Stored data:
━━━

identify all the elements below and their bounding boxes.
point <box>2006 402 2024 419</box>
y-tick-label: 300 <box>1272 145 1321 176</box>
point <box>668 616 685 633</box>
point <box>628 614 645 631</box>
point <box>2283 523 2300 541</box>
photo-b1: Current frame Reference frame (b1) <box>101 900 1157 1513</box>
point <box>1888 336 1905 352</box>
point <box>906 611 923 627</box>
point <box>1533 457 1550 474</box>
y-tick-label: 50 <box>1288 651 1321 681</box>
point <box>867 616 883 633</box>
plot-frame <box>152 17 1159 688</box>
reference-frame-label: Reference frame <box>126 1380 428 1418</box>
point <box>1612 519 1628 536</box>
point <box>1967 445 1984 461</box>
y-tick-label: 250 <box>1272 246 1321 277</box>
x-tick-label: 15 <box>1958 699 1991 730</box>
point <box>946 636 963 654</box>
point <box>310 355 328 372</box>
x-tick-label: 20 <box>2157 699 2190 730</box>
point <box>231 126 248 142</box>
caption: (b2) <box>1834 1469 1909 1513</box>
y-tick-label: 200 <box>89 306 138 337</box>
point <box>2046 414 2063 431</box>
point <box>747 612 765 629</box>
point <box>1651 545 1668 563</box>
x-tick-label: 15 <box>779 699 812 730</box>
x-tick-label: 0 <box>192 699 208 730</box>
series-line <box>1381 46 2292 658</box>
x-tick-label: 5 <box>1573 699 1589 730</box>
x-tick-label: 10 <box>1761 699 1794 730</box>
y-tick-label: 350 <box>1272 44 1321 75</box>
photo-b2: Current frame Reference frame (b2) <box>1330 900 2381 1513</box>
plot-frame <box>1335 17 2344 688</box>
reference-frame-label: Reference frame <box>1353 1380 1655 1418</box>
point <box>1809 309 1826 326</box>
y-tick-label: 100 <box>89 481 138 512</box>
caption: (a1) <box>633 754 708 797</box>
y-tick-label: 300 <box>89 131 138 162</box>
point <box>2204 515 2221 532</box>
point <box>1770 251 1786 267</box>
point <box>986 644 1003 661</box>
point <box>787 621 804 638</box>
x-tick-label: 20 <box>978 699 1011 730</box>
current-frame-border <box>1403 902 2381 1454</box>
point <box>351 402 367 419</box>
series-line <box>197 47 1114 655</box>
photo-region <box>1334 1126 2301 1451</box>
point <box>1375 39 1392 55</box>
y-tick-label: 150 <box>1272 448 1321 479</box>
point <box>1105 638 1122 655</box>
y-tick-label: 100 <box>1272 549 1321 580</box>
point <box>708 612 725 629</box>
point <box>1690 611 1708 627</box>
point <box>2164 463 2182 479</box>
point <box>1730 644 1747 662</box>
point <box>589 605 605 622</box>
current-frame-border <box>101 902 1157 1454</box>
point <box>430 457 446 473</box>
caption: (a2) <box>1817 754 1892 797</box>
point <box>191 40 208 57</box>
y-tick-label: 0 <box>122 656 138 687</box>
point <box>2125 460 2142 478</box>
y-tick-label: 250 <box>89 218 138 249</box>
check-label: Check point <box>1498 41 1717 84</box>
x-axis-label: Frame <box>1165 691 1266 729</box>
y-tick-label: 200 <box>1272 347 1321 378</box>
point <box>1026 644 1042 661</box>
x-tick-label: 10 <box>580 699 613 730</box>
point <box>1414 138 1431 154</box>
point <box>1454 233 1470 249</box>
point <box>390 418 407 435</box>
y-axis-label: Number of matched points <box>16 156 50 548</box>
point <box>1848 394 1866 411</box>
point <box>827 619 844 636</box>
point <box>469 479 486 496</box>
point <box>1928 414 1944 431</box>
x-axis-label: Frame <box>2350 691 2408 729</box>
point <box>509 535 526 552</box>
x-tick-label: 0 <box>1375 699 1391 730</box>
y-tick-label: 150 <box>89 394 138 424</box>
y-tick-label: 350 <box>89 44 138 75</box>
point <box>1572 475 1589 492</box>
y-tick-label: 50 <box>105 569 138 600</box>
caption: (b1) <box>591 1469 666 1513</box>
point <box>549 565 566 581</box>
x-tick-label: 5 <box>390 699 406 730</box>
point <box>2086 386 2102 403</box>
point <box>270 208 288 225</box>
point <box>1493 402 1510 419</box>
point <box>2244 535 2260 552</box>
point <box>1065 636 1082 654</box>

━━━

### Requirements
Rewrite the stored data from its first line through the line with "y-tick-label: 350 <box>1272 44 1321 75</box>". Replace "Current frame" with "Live frame" and change nothing else.

### Response below
identify all the elements below and their bounding boxes.
point <box>2006 402 2024 419</box>
y-tick-label: 300 <box>1272 145 1321 176</box>
point <box>668 616 685 633</box>
point <box>628 614 645 631</box>
point <box>2283 523 2300 541</box>
photo-b1: Live frame Reference frame (b1) <box>101 900 1157 1513</box>
point <box>1888 336 1905 352</box>
point <box>906 611 923 627</box>
point <box>1533 457 1550 474</box>
y-tick-label: 50 <box>1288 651 1321 681</box>
point <box>867 616 883 633</box>
plot-frame <box>152 17 1159 688</box>
reference-frame-label: Reference frame <box>126 1380 428 1418</box>
point <box>1612 519 1628 536</box>
point <box>1967 445 1984 461</box>
y-tick-label: 250 <box>1272 246 1321 277</box>
x-tick-label: 15 <box>1958 699 1991 730</box>
point <box>946 636 963 654</box>
point <box>310 355 328 372</box>
x-tick-label: 20 <box>2157 699 2190 730</box>
point <box>231 126 248 142</box>
caption: (b2) <box>1834 1469 1909 1513</box>
y-tick-label: 200 <box>89 306 138 337</box>
point <box>2046 414 2063 431</box>
point <box>747 612 765 629</box>
point <box>1651 545 1668 563</box>
x-tick-label: 15 <box>779 699 812 730</box>
x-tick-label: 0 <box>192 699 208 730</box>
series-line <box>1381 46 2292 658</box>
x-tick-label: 5 <box>1573 699 1589 730</box>
x-tick-label: 10 <box>1761 699 1794 730</box>
y-tick-label: 350 <box>1272 44 1321 75</box>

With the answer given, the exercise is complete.